An article published online on September 27, 2012 in the journal Cell Reports describes the finding of researchers in Madrid of an association between the rate of increase in the percentage of short telomeres over a lifetime and the length of life of individual animals. Telomeres, which are sequences of DNA that cap and protect the ends of chromosomes, shorten with the age of a cell and are a marker of cellular aging. While studies have correlated shorter telomeres with diseases or their risk factors, the current study's findings are the first to use telomere measurements to predict the life expectancy of mammals.
"Aberrantly short telomeres result in decreased longevity in both humans and mice with defective telomere maintenance," write María Blasco and her associates at the Spanish National Cancer Research Centre. "Normal populations of humans and mice present high interindividual variation in telomere length, but it is unknown whether this is associated with their lifespan potential."
In contrast with studies that evaluated telomere length once over time in a large group of individuals (transversal population studies) Dr Blasco and colleagues measured telomere length throughout the lifespan of two varieties of mice. "In the transversal studies, it appears that individuals with short telomeres have a significantly increased probability of developing illnesses, including cancer," Dr Blasco explained. "But this information is not applicable to a specific individual."
The team found that mice that lived longer were those that had less telomere shortening over time in comparison with other animals, rather than longer telomeres at any given age.
"The important thing is not so much the long telomeres at any given time as the tendency or the evolution of the length of the telomeres over time," lead author Elsa Vera concluded.

_WHAT IS NEEDED_
Copy the telomere article from "An article published" up to and including "expectancy of mammals." word for word.

_SOURCE MATERIAL_
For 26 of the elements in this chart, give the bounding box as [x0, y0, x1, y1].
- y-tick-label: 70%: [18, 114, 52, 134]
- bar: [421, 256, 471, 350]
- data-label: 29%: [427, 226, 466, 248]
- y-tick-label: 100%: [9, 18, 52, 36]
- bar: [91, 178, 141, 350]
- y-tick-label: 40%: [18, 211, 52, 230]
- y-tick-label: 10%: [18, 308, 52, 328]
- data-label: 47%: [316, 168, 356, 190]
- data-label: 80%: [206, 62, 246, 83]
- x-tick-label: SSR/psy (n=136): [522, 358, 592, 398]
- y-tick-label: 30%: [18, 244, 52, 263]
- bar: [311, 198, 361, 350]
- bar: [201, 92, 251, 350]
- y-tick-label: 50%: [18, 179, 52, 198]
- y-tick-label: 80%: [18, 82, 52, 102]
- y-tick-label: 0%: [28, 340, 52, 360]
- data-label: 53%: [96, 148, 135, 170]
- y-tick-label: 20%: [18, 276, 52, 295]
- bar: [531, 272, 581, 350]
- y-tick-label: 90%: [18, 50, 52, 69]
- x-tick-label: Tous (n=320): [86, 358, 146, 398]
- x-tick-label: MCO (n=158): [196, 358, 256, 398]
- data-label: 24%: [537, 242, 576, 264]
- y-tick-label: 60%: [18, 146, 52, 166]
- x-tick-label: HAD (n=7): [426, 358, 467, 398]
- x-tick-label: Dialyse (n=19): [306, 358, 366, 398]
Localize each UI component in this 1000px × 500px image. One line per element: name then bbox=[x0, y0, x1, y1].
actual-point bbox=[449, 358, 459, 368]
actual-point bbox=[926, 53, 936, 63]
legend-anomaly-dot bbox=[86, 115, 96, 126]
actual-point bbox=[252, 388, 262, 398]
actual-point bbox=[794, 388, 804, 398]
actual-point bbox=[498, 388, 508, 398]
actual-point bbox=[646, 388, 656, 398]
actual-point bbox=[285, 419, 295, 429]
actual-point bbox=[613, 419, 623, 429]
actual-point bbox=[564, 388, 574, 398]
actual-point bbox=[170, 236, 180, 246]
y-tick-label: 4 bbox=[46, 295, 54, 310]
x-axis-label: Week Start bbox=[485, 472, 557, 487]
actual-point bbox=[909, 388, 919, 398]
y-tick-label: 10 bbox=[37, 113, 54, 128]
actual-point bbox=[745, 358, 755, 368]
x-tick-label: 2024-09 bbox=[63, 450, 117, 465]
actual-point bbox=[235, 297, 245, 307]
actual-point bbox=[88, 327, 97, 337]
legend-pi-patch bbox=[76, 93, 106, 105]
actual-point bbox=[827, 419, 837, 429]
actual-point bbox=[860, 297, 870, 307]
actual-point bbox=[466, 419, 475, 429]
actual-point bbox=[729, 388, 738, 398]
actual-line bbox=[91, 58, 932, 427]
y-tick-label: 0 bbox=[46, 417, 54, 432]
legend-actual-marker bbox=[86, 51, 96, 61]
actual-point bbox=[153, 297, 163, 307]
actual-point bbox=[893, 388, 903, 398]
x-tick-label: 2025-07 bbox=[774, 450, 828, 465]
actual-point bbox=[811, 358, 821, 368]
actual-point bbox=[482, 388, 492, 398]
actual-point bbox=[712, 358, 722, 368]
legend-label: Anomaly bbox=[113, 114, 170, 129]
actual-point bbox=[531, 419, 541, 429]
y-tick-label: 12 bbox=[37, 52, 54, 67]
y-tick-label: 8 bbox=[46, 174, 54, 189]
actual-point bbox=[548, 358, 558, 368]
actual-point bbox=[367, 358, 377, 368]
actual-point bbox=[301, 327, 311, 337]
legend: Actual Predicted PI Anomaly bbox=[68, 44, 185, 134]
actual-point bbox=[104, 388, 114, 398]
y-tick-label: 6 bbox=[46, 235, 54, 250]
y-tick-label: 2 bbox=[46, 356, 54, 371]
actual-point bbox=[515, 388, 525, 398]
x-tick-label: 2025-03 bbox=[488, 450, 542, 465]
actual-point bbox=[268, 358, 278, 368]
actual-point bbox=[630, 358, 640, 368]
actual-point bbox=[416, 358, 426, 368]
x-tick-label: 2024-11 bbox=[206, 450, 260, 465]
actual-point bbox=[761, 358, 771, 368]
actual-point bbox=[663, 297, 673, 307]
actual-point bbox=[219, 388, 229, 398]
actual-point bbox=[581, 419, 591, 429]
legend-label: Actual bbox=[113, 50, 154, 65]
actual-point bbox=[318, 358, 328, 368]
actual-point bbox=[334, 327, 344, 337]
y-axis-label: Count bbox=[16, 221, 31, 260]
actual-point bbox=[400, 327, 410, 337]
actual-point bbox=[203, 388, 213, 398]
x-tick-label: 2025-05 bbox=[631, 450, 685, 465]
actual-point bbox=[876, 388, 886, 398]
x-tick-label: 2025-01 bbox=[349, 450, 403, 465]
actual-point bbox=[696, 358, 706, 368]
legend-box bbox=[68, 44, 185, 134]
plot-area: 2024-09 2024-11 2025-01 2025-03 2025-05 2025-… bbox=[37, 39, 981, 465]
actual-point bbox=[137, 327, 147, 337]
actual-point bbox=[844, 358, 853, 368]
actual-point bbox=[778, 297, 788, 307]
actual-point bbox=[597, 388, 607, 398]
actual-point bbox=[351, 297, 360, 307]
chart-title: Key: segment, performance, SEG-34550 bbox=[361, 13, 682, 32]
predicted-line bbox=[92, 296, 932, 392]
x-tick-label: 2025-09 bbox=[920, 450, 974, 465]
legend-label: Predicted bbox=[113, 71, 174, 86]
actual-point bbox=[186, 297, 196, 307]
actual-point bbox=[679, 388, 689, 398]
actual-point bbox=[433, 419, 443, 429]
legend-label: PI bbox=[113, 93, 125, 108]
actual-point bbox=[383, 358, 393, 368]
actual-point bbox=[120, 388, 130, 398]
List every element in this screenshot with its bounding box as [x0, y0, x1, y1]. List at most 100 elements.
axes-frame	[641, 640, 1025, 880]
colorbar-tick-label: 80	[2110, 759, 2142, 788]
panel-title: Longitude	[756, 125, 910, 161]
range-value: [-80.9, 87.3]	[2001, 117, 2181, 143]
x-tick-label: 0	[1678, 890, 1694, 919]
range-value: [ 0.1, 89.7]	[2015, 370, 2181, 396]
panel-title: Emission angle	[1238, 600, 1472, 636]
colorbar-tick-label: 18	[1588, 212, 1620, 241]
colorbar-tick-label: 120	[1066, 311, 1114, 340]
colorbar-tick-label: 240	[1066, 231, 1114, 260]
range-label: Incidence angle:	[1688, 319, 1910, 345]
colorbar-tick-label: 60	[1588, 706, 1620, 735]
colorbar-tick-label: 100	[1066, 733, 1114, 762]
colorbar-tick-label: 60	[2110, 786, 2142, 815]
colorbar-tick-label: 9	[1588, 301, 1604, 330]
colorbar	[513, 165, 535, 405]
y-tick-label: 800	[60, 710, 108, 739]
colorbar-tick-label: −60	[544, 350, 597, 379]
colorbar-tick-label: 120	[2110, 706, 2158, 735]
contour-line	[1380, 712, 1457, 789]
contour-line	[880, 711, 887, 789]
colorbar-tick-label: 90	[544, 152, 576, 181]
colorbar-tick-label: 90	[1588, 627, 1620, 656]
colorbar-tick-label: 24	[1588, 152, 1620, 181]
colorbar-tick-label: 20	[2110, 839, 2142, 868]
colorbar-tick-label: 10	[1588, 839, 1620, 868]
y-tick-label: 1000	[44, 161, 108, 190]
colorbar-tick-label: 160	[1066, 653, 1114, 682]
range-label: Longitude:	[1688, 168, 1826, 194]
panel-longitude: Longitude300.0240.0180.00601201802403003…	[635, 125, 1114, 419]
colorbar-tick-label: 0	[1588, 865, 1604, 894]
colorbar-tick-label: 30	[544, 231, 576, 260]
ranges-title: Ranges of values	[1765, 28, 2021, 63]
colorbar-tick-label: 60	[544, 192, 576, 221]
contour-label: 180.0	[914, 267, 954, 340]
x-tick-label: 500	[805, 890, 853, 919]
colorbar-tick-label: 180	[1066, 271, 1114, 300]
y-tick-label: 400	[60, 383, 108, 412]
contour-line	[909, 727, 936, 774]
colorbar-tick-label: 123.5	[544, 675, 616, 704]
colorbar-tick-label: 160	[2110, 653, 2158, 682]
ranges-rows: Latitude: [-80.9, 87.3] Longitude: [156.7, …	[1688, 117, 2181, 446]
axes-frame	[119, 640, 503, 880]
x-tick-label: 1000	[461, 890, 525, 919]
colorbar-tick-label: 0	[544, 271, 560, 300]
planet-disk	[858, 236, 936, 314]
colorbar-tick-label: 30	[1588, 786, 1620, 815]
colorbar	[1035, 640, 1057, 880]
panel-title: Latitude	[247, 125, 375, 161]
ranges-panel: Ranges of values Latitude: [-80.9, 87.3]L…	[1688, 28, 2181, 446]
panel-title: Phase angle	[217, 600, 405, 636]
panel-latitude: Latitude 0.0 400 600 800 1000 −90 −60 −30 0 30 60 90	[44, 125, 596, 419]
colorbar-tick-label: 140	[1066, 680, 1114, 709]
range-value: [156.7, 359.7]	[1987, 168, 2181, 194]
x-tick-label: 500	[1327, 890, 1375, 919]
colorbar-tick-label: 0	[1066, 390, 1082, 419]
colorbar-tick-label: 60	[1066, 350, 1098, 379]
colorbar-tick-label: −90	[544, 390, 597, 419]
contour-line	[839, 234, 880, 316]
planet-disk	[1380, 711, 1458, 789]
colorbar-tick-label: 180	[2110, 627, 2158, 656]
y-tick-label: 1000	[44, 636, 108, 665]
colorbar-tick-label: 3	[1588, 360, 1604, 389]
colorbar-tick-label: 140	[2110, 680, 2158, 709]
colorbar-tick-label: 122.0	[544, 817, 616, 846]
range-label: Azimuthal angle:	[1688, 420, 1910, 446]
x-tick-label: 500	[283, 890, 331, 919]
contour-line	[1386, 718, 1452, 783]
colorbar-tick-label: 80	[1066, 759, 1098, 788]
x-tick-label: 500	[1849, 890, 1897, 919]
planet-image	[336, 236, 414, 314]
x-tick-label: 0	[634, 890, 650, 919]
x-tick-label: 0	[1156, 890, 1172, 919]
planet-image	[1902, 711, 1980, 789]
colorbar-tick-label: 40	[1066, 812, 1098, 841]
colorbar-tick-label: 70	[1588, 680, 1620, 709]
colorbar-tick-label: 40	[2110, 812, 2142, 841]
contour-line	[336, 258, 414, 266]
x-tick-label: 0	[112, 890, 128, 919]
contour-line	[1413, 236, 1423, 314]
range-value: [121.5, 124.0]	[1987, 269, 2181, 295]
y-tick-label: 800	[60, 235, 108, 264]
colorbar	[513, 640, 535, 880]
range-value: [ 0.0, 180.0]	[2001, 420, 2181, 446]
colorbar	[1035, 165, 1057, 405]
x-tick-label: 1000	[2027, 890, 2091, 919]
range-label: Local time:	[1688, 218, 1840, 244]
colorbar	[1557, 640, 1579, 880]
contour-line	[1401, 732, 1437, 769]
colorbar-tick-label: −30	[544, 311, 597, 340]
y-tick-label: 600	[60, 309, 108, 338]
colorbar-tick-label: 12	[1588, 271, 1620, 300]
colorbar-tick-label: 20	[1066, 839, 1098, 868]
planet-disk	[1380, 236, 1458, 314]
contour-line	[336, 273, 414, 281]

_THE ANSWER_
An article published online on September 27, 2012 in the journal Cell Reports describes the finding of researchers in Madrid of an association between the rate of increase in the percentage of short telomeres over a lifetime and the length of life of individual animals. Telomeres, which are sequences of DNA that cap and protect the ends of chromosomes, shorten with the age of a cell and are a marker of cellular aging. While studies have correlated shorter telomeres with diseases or their risk factors, the current study's findings are the first to use telomere measurements to predict the life expectancy of mammals.